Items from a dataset

□ □ □ □

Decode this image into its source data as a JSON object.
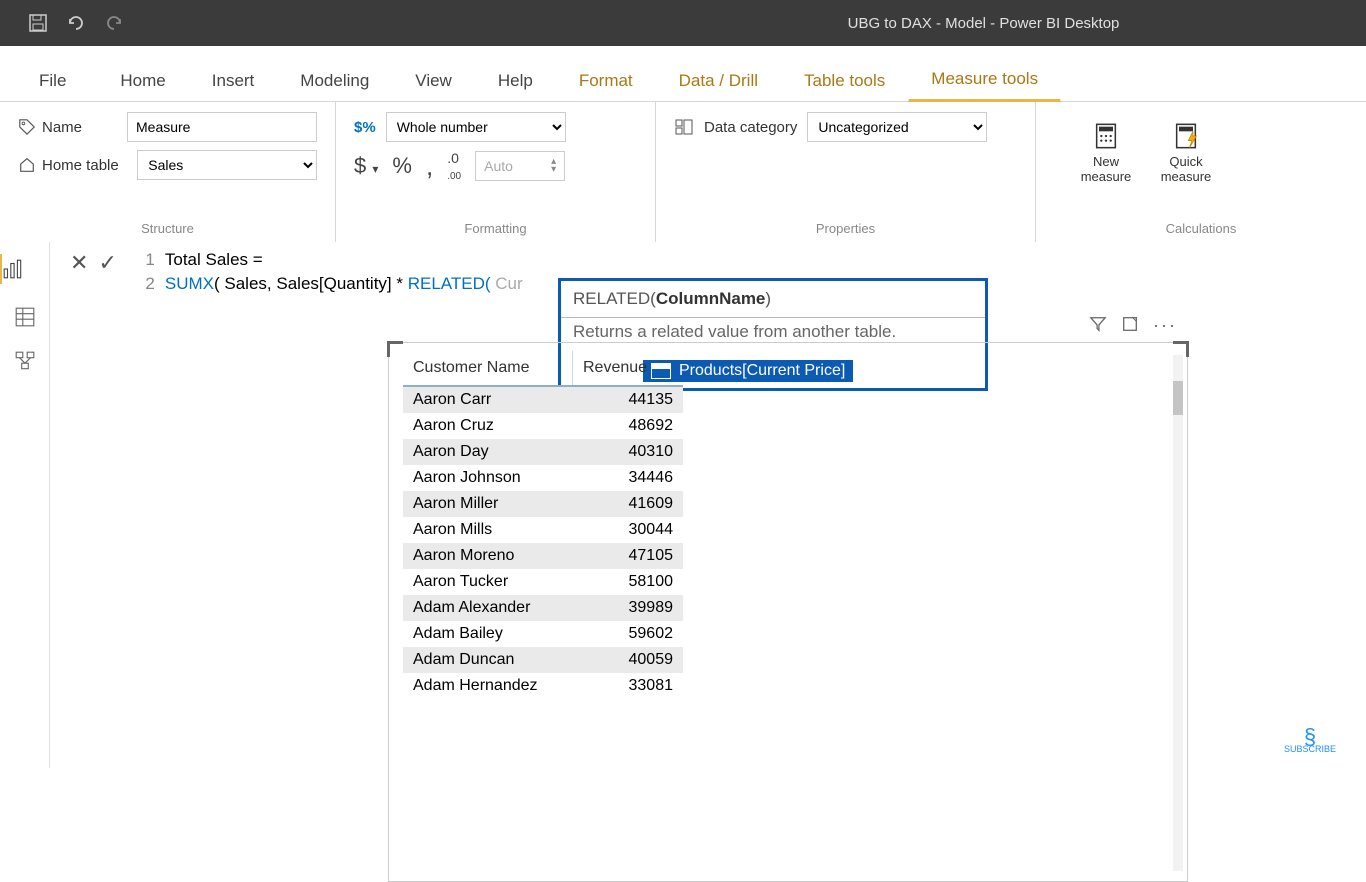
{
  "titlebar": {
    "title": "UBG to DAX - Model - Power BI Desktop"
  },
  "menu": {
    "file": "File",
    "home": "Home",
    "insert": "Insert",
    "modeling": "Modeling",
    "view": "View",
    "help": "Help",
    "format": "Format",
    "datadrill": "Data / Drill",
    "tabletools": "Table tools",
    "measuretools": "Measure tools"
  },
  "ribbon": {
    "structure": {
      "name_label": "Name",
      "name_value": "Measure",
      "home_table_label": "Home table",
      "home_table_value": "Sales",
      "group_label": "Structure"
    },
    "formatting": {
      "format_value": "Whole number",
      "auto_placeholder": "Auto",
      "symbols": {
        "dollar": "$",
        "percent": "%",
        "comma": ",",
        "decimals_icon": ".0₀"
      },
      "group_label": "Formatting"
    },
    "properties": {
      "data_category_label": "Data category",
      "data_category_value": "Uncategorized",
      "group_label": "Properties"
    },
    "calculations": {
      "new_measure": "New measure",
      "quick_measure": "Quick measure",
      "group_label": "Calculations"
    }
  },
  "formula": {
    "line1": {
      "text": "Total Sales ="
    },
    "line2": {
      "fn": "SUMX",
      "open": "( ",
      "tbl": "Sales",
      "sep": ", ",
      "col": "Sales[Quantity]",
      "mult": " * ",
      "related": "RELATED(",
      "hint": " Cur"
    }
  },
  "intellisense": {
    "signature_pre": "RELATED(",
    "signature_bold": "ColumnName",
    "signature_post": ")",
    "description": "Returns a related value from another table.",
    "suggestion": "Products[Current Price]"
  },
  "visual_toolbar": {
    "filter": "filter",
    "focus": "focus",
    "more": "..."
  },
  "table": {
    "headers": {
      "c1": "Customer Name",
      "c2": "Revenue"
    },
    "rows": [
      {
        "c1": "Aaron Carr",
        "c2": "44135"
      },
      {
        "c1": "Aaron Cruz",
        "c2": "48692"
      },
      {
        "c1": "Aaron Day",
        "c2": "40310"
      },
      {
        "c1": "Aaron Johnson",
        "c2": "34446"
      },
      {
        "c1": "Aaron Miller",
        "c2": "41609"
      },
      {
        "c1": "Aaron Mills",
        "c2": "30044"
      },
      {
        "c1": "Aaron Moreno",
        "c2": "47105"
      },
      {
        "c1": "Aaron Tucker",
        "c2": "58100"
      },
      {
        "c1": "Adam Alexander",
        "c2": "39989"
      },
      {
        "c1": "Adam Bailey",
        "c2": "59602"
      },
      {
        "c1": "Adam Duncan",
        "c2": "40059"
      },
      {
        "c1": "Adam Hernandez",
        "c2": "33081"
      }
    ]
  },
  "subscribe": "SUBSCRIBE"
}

□ □ □ □

**Exercise aim:**
Omit each picture, then return all of the listing exactly as it stands.

**Solution to the exercise:**
Decode this image into its source data as a JSON object.
{
  "titlebar": {
    "title": "UBG to DAX - Model - Power BI Desktop"
  },
  "menu": {
    "file": "File",
    "home": "Home",
    "insert": "Insert",
    "modeling": "Modeling",
    "view": "View",
    "help": "Help",
    "format": "Format",
    "datadrill": "Data / Drill",
    "tabletools": "Table tools",
    "measuretools": "Measure tools"
  },
  "ribbon": {
    "structure": {
      "name_label": "Name",
      "name_value": "Measure",
      "home_table_label": "Home table",
      "home_table_value": "Sales",
      "group_label": "Structure"
    },
    "formatting": {
      "format_value": "Whole number",
      "auto_placeholder": "Auto",
      "symbols": {
        "dollar": "$",
        "percent": "%",
        "comma": ",",
        "decimals_icon": ".0₀"
      },
      "group_label": "Formatting"
    },
    "properties": {
      "data_category_label": "Data category",
      "data_category_value": "Uncategorized",
      "group_label": "Properties"
    },
    "calculations": {
      "new_measure": "New measure",
      "quick_measure": "Quick measure",
      "group_label": "Calculations"
    }
  },
  "formula": {
    "line1": {
      "text": "Total Sales ="
    },
    "line2": {
      "fn": "SUMX",
      "open": "( ",
      "tbl": "Sales",
      "sep": ", ",
      "col": "Sales[Quantity]",
      "mult": " * ",
      "related": "RELATED(",
      "hint": " Cur"
    }
  },
  "intellisense": {
    "signature_pre": "RELATED(",
    "signature_bold": "ColumnName",
    "signature_post": ")",
    "description": "Returns a related value from another table.",
    "suggestion": "Products[Current Price]"
  },
  "visual_toolbar": {
    "filter": "filter",
    "focus": "focus",
    "more": "..."
  },
  "table": {
    "headers": {
      "c1": "Customer Name",
      "c2": "Revenue"
    },
    "rows": [
      {
        "c1": "Aaron Carr",
        "c2": "44135"
      },
      {
        "c1": "Aaron Cruz",
        "c2": "48692"
      },
      {
        "c1": "Aaron Day",
        "c2": "40310"
      },
      {
        "c1": "Aaron Johnson",
        "c2": "34446"
      },
      {
        "c1": "Aaron Miller",
        "c2": "41609"
      },
      {
        "c1": "Aaron Mills",
        "c2": "30044"
      },
      {
        "c1": "Aaron Moreno",
        "c2": "47105"
      },
      {
        "c1": "Aaron Tucker",
        "c2": "58100"
      },
      {
        "c1": "Adam Alexander",
        "c2": "39989"
      },
      {
        "c1": "Adam Bailey",
        "c2": "59602"
      },
      {
        "c1": "Adam Duncan",
        "c2": "40059"
      },
      {
        "c1": "Adam Hernandez",
        "c2": "33081"
      }
    ]
  },
  "subscribe": "SUBSCRIBE"
}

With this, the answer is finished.